• _Reading text_
Thursday, July 24, 2014

Preach My Gospel take 1

So I just got done talking to Colleen about some of my apprehension about going back to school. I'm going to be honest, that I have a lot. I think that makes me more anxious than moving to London. I haven't even found housing yet. I haven't even made my flight.

One of my concerns was about writing. Besides random spurts now and again, I haven't written anything in any kind of seriousness/school setting in quite some time. She suggested that I just write.. Just to get used to it again. Then when I start school in September, it won't be as foreign. Hence this current post.

One of the sister missionaries challenged me before I left to study Preach My Gospel (the missionary handbook) and I've really been enjoying it. Obviously there is a lot in there specifically directed to the missionaries but I felt like, as many things in the gospel, that there was a lot directed at me and what I can do as a member missionary.

But there were a few things that stuck out to me today. First was a reading in Doctrine and Covenants 20: 5-16. (vs 5, specifically) 
After repenting 
After humbling himself sincerely
through faith =
God ministered unto him. 
(7) " And gave him commandments which inspired him. " 

I am a list maker. I like having guidelines to follow especially when I know the result that may come.
Here is what I need to do to: 
be happier
to return to God
to be with my family again. 
These are cut and dry kind of things. And throughout my life, whether while reading my scriptures, listening to prophets or leaders, I know how to have these things. I know what I need to do.. so why is it that things get in the way. Small distractions. Sometimes important things but not necessary things. I am reminded every  time I go to sacrament meeting. Every time I go to the temple.
I know what to do. 
It's just a matter of doing them.

Another thing impressed me in 2 Nephi 29: 11
"For I command all men, both in the east and in the west, and in the north, and in the south, and in the islands of the sea, that they shall write the words which I speak unto them; for out of the books which shall be written I will judge the world, every man according to their works, according to that which is written."

• _Given data_
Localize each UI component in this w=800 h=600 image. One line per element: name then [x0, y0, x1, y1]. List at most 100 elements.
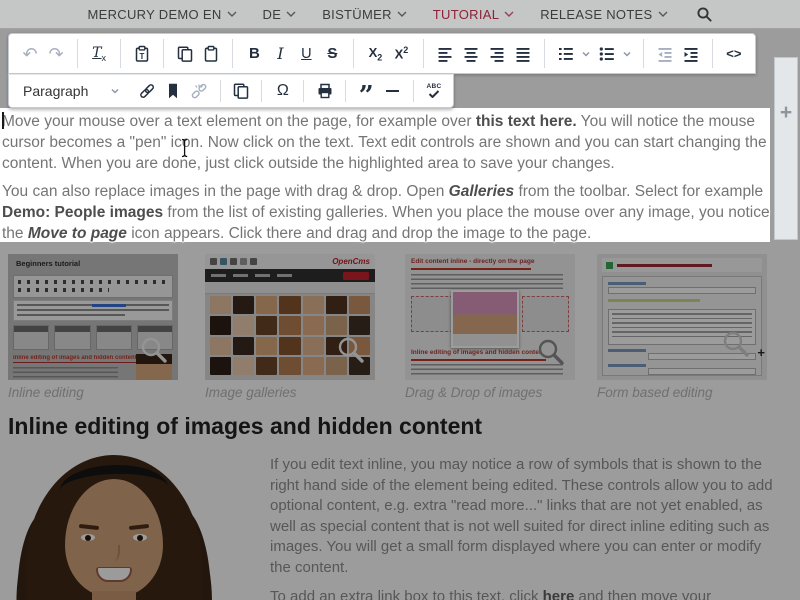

• _Requirements_
A. Answer these questions using the blog post:
(i) In which month does the writer start school?
(ii) Who challenged the writer to study Preach My Gospel?
(iii) Which passage of Doctrine and Covenants did the writer read?
B. Quote everything in the blog post from "One of the sister" down to "my family again.".

• _Outputs by task_
A.
(i) September
(ii) One of the sister missionaries
(iii) Doctrine and Covenants 20: 5-16

B.
One of the sister missionaries challenged me before I left to study Preach My Gospel (the missionary handbook) and I've really been enjoying it. Obviously there is a lot in there specifically directed to the missionaries but I felt like, as many things in the gospel, that there was a lot directed at me and what I can do as a member missionary.

But there were a few things that stuck out to me today. First was a reading in Doctrine and Covenants 20: 5-16. (vs 5, specifically) 
After repenting 
After humbling himself sincerely
through faith =
God ministered unto him. 
(7) " And gave him commandments which inspired him. " 

I am a list maker. I like having guidelines to follow especially when I know the result that may come.
Here is what I need to do to: 
be happier
to return to God
to be with my family again.